OBJECTIVE - Tally the lines in the following entries that include the word "about"; state only the total.

Structured figure records -

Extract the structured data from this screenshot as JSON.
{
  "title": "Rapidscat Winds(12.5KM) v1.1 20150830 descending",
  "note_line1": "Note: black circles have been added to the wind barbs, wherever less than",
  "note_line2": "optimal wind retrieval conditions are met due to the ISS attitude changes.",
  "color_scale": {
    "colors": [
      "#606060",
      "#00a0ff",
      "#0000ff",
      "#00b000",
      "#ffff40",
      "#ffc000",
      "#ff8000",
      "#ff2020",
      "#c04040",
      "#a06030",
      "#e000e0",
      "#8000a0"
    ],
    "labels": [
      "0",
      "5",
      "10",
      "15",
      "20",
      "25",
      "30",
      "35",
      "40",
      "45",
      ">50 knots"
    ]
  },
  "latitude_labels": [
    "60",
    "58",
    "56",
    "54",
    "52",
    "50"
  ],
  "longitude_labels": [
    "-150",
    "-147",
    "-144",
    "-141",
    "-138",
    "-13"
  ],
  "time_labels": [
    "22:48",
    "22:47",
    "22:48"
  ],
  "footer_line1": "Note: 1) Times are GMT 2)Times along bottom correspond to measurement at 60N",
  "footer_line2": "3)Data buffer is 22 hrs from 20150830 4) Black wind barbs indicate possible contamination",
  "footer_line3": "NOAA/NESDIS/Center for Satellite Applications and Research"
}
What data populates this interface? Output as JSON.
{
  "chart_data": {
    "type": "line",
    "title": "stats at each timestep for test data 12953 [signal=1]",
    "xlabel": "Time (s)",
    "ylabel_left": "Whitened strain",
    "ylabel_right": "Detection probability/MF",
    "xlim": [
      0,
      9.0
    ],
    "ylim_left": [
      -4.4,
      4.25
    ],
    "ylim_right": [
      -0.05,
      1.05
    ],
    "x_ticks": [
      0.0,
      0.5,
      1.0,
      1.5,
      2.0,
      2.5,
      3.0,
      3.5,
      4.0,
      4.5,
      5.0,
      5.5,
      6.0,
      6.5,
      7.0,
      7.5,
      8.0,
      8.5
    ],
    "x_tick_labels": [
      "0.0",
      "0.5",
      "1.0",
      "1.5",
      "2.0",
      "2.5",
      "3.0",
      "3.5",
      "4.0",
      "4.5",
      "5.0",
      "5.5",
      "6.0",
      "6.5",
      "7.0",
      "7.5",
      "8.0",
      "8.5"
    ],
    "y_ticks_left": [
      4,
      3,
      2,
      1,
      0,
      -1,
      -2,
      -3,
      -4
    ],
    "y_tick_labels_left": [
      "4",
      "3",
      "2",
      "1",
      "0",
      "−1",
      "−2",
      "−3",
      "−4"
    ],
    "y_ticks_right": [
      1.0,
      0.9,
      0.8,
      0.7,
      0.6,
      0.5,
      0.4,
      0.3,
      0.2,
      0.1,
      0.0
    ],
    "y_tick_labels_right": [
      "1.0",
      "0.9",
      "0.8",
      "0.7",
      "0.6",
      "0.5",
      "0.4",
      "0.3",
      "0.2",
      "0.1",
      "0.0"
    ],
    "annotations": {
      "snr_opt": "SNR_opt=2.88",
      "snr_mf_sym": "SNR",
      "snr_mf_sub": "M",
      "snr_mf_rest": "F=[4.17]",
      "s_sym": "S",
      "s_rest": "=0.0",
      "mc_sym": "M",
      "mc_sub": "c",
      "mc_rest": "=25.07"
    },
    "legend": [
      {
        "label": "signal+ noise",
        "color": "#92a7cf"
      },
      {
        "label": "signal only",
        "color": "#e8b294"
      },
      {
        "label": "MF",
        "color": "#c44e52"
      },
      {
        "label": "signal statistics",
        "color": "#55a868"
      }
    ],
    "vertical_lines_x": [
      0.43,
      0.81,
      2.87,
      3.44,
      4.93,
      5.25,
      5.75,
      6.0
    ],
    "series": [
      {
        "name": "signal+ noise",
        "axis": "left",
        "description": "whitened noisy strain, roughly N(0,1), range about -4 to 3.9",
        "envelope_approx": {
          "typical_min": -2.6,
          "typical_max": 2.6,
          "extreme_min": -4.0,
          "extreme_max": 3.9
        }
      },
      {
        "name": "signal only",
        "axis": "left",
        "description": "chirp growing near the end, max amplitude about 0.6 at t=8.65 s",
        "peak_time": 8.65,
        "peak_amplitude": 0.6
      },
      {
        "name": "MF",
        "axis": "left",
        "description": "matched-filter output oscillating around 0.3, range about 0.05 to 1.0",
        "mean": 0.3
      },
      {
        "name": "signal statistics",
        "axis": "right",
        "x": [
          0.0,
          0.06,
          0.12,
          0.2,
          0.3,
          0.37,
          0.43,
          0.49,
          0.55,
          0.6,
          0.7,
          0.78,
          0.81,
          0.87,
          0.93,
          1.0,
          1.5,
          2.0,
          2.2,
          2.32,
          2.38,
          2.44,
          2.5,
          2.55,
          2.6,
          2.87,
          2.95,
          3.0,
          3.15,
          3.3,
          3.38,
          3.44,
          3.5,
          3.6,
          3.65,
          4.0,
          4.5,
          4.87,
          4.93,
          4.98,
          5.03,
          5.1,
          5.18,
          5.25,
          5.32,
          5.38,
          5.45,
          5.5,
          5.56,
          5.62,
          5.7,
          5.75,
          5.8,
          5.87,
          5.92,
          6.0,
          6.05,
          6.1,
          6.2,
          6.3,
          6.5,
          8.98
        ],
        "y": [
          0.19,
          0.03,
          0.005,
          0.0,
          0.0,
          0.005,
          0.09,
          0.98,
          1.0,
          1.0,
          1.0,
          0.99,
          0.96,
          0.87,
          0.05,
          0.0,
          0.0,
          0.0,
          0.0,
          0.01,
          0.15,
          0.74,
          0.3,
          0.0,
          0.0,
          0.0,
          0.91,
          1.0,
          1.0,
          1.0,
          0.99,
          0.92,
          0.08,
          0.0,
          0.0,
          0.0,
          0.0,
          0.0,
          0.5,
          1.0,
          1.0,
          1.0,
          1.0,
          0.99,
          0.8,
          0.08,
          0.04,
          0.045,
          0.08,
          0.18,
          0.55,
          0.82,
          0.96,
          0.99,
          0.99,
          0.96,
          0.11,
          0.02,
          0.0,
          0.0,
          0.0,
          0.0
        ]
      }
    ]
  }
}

CORRECT OUTPUT - 3